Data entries

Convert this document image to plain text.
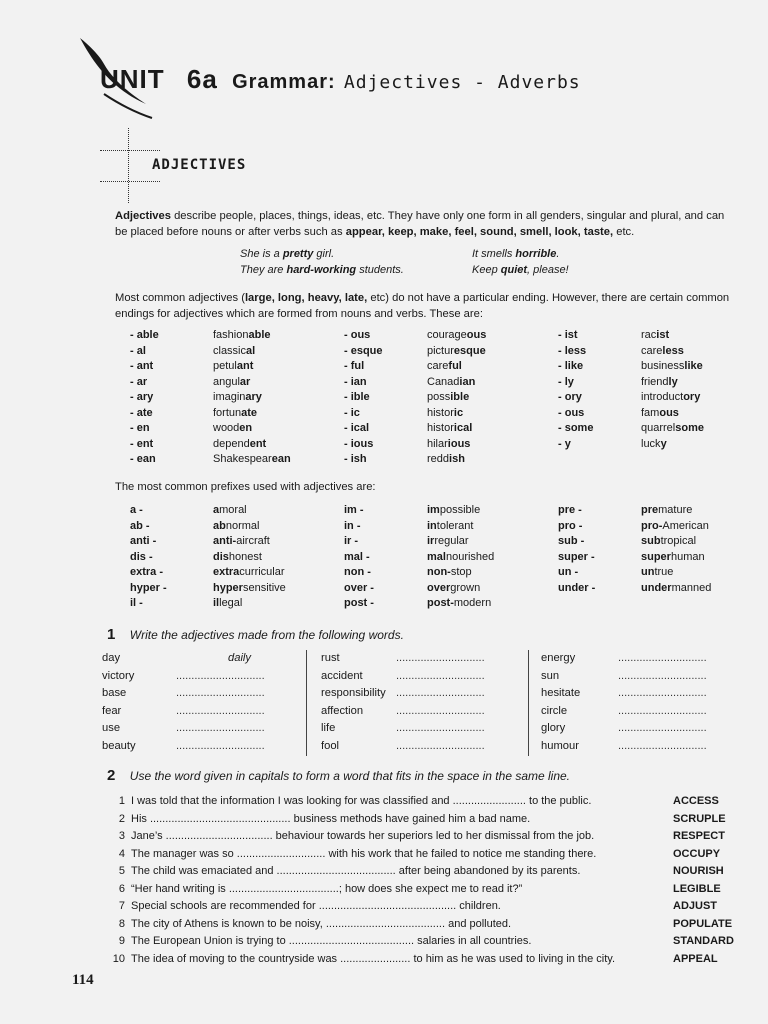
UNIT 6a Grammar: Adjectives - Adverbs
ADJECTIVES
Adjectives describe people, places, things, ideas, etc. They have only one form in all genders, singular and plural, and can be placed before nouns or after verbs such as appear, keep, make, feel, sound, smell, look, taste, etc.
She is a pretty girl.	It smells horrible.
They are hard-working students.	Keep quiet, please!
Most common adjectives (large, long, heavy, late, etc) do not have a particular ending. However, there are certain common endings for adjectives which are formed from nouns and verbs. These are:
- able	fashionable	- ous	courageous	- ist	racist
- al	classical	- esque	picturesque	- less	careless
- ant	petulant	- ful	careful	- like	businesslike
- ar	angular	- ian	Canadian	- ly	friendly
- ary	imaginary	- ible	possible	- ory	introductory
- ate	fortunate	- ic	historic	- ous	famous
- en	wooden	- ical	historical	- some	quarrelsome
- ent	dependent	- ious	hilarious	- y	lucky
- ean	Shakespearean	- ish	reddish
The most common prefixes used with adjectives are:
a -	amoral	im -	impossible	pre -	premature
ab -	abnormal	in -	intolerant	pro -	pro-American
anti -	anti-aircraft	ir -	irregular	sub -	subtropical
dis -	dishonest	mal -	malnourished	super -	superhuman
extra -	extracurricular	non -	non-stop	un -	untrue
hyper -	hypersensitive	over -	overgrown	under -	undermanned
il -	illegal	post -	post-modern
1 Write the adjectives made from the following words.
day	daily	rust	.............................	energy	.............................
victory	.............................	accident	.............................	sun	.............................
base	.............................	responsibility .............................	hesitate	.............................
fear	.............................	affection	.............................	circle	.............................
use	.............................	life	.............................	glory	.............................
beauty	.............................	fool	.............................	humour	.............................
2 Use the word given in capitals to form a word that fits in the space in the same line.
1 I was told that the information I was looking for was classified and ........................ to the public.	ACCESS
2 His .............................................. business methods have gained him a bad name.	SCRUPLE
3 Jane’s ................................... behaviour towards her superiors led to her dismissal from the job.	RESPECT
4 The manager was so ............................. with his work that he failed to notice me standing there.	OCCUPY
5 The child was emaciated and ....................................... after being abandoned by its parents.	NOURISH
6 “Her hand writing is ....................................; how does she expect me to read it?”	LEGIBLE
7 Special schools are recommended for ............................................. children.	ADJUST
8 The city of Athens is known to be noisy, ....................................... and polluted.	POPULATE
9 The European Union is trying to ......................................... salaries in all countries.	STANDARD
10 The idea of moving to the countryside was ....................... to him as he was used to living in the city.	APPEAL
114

==

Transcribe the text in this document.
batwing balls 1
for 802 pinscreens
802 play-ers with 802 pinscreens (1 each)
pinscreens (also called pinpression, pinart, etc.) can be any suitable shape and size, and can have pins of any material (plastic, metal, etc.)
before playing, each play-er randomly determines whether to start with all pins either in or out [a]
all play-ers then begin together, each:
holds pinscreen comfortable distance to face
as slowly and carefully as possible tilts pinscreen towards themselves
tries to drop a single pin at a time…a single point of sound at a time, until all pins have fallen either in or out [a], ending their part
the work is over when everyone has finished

Problem
Identify all lines where the word "play" shows up. Copy them.

Exercise answer
802 play-ers with 802 pinscreens (1 each)
before playing, each play-er randomly determines whether to start with all pins either in or out [a]
all play-ers then begin together, each:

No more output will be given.